Instructions to follow: Find each line containing the string "csomagok" and return it.

-- Start Data provided --

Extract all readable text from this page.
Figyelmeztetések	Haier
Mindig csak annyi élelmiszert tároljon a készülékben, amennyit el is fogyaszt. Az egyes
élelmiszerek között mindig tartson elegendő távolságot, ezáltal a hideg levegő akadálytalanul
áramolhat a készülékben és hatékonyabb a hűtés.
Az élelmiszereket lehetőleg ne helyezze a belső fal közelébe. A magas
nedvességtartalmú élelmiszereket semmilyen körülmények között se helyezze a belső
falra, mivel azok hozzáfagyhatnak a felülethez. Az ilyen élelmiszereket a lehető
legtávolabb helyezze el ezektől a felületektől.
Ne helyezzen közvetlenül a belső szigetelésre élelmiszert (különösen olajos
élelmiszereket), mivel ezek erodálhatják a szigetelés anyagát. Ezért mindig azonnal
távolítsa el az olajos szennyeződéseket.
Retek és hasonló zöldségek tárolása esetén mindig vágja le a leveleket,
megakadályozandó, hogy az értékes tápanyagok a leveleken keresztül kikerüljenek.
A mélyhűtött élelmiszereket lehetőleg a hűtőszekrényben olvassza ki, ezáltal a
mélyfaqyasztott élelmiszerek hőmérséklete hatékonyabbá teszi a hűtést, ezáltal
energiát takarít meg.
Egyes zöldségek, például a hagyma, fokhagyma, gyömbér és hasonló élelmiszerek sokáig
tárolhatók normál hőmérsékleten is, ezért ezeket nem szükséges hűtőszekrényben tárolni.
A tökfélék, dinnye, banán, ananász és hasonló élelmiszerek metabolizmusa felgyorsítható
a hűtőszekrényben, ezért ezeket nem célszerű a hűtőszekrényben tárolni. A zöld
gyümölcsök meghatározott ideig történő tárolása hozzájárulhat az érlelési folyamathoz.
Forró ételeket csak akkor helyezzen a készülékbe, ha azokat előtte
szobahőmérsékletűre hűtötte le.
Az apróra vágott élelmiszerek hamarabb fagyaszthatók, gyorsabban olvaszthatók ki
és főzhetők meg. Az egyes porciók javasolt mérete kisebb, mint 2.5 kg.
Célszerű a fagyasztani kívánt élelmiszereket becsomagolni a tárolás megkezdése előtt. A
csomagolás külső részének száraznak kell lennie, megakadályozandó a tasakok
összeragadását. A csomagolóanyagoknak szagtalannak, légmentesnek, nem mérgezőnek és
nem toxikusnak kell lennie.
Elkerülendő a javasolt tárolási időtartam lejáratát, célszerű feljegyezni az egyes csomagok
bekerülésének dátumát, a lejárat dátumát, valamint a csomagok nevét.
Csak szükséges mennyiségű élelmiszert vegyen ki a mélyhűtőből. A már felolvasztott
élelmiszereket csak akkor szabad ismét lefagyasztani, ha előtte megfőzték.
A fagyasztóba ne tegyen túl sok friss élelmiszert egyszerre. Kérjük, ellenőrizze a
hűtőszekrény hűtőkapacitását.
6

-- End Data provided --
-- Start Data provided --

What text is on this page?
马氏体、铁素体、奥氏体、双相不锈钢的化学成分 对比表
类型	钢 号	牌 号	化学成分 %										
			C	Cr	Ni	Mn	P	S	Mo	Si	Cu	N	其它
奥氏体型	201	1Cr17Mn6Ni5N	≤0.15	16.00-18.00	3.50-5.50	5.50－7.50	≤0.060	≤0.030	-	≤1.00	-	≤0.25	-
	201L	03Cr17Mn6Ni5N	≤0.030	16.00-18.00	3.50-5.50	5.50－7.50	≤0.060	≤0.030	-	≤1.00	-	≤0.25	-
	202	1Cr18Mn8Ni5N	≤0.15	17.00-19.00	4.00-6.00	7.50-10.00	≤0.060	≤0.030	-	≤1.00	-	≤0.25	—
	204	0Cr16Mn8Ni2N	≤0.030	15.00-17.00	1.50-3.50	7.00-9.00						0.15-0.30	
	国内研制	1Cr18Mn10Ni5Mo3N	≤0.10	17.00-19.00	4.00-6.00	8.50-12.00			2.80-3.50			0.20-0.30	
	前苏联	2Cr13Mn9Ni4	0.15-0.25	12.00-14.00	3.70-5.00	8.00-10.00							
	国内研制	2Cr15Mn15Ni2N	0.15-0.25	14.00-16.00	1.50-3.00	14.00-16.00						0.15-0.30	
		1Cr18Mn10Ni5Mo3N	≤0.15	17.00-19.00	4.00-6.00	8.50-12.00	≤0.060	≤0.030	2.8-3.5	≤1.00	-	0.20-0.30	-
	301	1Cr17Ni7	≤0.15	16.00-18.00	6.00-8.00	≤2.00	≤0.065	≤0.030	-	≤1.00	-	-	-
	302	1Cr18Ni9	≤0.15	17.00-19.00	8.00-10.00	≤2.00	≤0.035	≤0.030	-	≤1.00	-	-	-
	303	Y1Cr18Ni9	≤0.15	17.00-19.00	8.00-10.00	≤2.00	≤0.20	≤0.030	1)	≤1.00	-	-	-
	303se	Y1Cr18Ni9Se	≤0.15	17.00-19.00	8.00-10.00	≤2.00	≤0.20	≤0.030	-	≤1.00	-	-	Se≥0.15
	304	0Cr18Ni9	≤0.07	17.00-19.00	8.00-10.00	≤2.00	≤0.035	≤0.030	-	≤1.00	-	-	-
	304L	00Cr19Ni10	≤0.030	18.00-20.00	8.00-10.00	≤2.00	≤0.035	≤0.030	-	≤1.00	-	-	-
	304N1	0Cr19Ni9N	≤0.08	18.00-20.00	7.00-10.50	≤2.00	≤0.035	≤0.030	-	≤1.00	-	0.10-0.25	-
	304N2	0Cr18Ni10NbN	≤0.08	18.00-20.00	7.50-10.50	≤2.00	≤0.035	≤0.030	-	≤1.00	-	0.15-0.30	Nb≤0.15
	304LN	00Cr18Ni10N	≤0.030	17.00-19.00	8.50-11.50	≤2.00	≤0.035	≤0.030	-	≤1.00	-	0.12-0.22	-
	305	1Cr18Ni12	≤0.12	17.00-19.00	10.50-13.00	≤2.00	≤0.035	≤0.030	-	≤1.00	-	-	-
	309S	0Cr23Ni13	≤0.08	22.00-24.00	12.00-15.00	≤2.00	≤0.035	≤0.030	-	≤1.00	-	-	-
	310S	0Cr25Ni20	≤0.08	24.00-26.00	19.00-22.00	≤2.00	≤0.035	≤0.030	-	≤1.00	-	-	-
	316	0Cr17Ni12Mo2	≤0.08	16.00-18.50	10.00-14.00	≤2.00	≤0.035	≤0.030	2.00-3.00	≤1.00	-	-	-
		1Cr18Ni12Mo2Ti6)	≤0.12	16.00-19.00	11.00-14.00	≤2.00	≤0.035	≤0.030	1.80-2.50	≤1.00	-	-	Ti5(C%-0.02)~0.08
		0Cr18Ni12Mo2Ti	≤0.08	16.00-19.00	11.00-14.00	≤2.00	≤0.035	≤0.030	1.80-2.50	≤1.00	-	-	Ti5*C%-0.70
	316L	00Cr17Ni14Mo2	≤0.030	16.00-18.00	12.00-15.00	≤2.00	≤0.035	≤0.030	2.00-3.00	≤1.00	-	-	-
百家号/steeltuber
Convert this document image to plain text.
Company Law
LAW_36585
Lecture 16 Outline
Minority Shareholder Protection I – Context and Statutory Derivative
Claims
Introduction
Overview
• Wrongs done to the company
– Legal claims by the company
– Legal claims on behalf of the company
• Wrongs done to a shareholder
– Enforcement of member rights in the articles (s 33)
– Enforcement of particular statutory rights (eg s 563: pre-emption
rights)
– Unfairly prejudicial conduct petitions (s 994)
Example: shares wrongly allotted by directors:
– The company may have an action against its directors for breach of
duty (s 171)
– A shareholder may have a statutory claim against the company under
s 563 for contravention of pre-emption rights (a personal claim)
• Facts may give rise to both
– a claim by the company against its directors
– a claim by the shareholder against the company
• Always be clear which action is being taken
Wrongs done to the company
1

-- End Data provided --
-- Start Data provided --

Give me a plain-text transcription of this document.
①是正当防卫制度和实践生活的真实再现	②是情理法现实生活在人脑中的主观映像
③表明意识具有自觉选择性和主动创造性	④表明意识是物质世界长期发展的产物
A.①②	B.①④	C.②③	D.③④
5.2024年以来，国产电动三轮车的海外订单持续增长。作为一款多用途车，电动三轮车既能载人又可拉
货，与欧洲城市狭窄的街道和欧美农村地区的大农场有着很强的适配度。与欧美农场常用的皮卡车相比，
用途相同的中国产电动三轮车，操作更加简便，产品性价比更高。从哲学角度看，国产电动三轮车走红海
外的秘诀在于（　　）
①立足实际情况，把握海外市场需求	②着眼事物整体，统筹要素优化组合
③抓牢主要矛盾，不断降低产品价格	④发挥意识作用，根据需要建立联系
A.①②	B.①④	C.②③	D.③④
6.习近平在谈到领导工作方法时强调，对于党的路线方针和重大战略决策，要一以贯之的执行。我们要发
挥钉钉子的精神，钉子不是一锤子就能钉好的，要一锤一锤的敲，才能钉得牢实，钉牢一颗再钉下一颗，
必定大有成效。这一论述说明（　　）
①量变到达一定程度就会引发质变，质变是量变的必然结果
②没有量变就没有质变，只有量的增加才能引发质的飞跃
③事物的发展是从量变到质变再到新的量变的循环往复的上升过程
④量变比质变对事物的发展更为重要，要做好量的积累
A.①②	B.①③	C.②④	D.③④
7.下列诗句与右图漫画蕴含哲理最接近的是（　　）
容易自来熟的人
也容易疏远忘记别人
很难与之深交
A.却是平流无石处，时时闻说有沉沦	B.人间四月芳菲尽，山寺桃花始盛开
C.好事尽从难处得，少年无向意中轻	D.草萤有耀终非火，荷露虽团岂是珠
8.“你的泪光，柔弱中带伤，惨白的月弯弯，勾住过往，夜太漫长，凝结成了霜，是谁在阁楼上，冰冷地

-- End Data provided --

Written solution:
Elkerülendő a javasolt tárolási időtartam lejáratát, célszerű feljegyezni az egyes csomagok
bekerülésének dátumát, a lejárat dátumát, valamint a csomagok nevét.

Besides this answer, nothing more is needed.